State only the number of lines that include "name".

## START Record extracts

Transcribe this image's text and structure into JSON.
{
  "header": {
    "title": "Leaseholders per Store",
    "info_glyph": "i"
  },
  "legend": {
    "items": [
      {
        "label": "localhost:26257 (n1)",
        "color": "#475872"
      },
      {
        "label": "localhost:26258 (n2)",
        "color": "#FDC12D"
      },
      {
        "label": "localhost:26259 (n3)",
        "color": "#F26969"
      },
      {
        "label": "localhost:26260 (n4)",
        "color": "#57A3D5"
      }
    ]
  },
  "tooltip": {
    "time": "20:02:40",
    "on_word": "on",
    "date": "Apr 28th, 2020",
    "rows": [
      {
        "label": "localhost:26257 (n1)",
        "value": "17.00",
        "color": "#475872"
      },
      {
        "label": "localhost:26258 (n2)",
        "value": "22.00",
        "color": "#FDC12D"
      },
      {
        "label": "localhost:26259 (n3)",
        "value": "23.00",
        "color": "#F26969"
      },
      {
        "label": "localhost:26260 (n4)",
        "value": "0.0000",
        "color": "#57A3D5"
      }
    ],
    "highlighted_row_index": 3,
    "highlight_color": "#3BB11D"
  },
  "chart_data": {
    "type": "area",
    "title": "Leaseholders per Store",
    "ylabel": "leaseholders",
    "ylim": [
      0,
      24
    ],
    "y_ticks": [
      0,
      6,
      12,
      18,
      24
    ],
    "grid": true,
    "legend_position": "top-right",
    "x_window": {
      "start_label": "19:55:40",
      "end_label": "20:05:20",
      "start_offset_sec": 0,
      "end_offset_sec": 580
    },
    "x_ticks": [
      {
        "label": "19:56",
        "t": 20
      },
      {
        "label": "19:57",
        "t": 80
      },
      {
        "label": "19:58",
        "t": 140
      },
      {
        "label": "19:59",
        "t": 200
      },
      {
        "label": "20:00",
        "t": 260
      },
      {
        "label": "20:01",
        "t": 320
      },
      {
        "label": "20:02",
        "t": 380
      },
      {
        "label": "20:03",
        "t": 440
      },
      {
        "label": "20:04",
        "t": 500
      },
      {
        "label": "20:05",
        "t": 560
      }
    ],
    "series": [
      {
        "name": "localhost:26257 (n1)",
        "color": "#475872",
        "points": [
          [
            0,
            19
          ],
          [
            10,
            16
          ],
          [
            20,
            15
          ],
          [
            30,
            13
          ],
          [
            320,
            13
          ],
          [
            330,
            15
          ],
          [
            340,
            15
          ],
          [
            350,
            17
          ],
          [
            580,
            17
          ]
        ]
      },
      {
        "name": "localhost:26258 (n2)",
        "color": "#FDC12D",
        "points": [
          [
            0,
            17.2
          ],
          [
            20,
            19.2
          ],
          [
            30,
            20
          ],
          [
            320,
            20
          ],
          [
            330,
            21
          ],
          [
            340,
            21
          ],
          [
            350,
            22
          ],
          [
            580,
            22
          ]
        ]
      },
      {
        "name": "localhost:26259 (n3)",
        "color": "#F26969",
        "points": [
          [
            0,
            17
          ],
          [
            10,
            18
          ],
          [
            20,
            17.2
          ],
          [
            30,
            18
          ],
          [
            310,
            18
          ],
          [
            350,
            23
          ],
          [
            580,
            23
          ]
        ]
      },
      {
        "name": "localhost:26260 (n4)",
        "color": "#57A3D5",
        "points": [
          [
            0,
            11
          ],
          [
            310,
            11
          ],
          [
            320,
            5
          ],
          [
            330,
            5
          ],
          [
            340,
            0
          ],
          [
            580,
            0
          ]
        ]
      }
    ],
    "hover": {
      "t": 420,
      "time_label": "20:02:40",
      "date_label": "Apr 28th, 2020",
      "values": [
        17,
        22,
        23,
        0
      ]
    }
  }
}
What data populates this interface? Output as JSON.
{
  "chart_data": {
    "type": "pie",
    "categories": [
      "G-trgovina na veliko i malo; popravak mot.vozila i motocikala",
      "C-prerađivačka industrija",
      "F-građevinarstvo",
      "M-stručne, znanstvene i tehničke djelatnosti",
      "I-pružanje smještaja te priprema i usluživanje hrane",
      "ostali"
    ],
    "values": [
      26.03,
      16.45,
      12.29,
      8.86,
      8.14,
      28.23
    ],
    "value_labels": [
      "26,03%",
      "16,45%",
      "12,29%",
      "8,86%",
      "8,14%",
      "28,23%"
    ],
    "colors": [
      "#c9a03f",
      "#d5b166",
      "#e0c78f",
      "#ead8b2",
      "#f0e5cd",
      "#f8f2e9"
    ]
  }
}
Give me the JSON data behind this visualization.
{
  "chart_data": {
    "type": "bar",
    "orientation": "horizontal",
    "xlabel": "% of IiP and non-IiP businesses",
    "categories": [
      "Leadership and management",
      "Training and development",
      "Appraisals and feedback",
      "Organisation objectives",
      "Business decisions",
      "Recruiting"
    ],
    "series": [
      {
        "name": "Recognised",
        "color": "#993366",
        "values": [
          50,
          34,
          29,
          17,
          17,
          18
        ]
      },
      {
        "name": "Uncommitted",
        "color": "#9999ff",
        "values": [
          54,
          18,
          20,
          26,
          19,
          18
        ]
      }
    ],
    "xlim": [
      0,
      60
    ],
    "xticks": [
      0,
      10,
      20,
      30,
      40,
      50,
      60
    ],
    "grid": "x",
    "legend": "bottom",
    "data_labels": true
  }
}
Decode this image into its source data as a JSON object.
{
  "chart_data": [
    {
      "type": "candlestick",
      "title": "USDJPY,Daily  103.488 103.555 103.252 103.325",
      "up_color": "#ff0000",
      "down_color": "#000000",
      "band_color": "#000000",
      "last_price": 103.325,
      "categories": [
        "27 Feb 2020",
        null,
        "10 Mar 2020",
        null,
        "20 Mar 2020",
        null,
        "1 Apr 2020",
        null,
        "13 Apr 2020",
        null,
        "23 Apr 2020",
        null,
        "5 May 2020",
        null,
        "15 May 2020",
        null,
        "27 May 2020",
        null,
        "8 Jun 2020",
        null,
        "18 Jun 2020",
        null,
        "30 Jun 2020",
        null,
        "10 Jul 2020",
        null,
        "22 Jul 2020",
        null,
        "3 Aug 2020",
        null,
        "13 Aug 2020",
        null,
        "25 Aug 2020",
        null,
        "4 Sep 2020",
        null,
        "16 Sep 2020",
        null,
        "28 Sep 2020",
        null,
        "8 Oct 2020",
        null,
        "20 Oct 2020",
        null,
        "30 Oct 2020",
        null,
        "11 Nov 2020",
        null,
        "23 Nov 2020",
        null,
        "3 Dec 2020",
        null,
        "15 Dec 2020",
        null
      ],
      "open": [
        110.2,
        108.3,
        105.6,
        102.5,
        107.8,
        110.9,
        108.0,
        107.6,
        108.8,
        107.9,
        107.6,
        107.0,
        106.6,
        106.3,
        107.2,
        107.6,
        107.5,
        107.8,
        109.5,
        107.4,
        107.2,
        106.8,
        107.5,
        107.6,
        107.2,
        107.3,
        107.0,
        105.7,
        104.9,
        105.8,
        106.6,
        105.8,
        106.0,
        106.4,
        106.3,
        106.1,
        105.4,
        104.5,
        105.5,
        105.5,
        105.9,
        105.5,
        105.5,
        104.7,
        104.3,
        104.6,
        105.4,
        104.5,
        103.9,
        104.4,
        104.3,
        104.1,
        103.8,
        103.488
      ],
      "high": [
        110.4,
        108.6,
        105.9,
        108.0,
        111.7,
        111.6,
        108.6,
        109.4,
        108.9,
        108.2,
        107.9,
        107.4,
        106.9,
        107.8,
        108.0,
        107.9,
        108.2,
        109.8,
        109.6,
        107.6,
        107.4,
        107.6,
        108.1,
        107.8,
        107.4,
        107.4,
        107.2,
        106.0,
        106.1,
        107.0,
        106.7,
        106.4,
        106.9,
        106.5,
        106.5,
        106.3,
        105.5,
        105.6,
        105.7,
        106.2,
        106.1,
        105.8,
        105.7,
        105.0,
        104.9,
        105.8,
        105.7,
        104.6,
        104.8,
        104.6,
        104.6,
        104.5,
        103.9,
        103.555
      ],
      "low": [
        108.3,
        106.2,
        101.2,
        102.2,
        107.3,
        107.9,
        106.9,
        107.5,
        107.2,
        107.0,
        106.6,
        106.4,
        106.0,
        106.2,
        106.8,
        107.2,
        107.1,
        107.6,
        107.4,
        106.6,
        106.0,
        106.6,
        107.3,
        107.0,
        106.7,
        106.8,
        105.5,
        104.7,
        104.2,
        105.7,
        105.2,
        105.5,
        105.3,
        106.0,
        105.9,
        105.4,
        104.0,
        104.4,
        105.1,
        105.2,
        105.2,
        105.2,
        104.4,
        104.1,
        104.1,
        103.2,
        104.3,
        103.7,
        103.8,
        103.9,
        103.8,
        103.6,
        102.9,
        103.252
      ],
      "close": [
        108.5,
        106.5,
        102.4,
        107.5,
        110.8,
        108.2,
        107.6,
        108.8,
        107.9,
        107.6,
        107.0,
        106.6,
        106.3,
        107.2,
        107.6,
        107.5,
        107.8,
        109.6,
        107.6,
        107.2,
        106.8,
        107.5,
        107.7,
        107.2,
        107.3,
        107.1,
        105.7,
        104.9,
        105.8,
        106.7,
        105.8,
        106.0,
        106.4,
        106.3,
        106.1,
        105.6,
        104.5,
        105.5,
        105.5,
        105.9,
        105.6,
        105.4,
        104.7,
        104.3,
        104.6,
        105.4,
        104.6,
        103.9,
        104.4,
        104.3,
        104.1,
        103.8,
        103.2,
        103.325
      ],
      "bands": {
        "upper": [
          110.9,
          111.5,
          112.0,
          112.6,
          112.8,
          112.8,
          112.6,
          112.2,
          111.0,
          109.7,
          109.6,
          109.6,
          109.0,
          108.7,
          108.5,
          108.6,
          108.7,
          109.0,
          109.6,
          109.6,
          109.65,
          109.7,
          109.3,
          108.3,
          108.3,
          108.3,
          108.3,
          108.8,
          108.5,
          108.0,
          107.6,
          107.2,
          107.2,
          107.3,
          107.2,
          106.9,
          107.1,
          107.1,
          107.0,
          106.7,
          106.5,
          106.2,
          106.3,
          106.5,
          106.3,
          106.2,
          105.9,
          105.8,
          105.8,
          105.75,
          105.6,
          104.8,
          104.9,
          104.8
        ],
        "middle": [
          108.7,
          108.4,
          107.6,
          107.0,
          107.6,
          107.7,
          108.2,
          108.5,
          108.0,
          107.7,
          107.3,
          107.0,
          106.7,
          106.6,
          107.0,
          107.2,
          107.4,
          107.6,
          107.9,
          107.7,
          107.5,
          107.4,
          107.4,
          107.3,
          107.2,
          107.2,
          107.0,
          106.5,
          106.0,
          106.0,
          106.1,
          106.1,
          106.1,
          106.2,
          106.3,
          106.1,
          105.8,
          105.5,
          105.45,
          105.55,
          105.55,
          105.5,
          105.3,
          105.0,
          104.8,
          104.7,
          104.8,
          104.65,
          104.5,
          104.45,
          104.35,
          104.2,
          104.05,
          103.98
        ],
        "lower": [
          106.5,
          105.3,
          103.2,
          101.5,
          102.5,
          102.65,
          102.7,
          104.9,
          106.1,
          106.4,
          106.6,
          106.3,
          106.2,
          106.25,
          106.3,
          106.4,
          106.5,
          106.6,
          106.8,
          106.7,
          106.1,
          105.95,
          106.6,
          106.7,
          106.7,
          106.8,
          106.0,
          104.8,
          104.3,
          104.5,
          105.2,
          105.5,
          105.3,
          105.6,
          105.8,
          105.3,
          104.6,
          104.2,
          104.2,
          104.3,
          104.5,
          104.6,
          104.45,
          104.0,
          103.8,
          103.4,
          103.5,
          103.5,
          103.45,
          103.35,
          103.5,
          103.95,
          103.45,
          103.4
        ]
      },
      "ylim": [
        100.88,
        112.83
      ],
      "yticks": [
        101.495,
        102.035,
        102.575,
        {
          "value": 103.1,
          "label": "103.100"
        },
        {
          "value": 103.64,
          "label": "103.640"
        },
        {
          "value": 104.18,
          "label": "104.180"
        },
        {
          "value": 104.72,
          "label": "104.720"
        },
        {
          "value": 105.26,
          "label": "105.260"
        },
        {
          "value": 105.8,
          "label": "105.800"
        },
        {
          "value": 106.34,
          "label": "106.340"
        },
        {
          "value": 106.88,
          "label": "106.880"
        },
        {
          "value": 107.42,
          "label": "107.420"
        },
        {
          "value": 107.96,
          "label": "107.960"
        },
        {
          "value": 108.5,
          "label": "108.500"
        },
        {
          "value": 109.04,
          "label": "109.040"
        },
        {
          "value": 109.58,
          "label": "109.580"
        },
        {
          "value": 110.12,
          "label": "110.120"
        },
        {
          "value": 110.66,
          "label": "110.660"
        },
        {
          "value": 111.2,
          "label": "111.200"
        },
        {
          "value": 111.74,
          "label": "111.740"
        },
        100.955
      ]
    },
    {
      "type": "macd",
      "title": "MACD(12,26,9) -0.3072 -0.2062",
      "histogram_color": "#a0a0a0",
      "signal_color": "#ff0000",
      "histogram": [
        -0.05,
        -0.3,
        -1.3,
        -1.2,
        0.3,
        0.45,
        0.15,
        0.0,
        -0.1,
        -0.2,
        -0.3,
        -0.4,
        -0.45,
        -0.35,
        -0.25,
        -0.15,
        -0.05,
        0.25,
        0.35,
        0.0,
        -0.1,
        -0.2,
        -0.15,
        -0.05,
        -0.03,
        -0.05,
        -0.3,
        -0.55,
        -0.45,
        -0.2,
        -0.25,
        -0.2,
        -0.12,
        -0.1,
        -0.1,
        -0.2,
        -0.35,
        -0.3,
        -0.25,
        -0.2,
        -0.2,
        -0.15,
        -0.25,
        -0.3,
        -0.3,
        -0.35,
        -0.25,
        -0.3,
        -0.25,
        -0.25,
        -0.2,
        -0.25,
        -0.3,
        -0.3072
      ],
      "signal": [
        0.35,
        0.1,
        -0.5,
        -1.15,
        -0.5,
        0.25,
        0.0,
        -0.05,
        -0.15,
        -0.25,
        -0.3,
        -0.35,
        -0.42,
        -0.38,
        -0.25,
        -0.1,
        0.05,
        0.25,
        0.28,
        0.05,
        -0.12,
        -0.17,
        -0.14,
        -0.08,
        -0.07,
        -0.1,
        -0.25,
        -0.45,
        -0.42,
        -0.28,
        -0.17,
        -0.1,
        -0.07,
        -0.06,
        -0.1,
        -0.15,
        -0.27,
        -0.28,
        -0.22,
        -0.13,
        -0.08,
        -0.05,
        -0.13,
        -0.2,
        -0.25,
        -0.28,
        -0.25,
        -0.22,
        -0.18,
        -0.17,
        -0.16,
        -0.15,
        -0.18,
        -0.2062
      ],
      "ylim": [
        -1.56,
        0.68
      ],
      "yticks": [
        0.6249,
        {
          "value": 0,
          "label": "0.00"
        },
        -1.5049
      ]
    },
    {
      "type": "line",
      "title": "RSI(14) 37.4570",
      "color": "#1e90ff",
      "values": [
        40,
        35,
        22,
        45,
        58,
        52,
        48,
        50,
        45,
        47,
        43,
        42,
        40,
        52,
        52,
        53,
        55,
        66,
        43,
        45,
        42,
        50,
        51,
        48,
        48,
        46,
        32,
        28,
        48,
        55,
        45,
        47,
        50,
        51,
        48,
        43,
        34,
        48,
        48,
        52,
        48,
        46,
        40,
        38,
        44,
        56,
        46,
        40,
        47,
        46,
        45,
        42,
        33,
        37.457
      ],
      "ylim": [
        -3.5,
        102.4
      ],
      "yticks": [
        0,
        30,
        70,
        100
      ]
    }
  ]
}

## END Record extracts

Answer to this exercise — 6